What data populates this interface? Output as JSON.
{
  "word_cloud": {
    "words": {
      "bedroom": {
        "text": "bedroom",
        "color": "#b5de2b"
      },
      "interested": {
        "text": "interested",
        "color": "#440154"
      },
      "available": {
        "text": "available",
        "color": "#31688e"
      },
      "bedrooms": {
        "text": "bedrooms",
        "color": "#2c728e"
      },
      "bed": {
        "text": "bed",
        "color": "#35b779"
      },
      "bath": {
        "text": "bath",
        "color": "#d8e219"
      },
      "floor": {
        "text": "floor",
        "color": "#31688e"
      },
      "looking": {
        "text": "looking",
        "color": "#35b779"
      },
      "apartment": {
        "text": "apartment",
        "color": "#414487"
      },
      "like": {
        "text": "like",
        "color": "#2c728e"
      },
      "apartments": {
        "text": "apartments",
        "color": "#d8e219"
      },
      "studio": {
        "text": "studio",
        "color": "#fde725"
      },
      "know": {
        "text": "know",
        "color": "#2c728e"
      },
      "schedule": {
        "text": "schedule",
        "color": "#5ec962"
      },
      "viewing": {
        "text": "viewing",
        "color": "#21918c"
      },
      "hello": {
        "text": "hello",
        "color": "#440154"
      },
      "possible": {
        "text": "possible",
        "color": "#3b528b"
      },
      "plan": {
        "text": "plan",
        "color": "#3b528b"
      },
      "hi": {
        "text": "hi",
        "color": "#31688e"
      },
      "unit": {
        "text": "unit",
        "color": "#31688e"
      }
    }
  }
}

• • • •

> [Direction]: Copy the material above verbatim.

> [Exercise result]:
What data populates this interface? Output as JSON.
{
  "word_cloud": {
    "words": {
      "bedroom": {
        "text": "bedroom",
        "color": "#b5de2b"
      },
      "interested": {
        "text": "interested",
        "color": "#440154"
      },
      "available": {
        "text": "available",
        "color": "#31688e"
      },
      "bedrooms": {
        "text": "bedrooms",
        "color": "#2c728e"
      },
      "bed": {
        "text": "bed",
        "color": "#35b779"
      },
      "bath": {
        "text": "bath",
        "color": "#d8e219"
      },
      "floor": {
        "text": "floor",
        "color": "#31688e"
      },
      "looking": {
        "text": "looking",
        "color": "#35b779"
      },
      "apartment": {
        "text": "apartment",
        "color": "#414487"
      },
      "like": {
        "text": "like",
        "color": "#2c728e"
      },
      "apartments": {
        "text": "apartments",
        "color": "#d8e219"
      },
      "studio": {
        "text": "studio",
        "color": "#fde725"
      },
      "know": {
        "text": "know",
        "color": "#2c728e"
      },
      "schedule": {
        "text": "schedule",
        "color": "#5ec962"
      },
      "viewing": {
        "text": "viewing",
        "color": "#21918c"
      },
      "hello": {
        "text": "hello",
        "color": "#440154"
      },
      "possible": {
        "text": "possible",
        "color": "#3b528b"
      },
      "plan": {
        "text": "plan",
        "color": "#3b528b"
      },
      "hi": {
        "text": "hi",
        "color": "#31688e"
      },
      "unit": {
        "text": "unit",
        "color": "#31688e"
      }
    }
  }
}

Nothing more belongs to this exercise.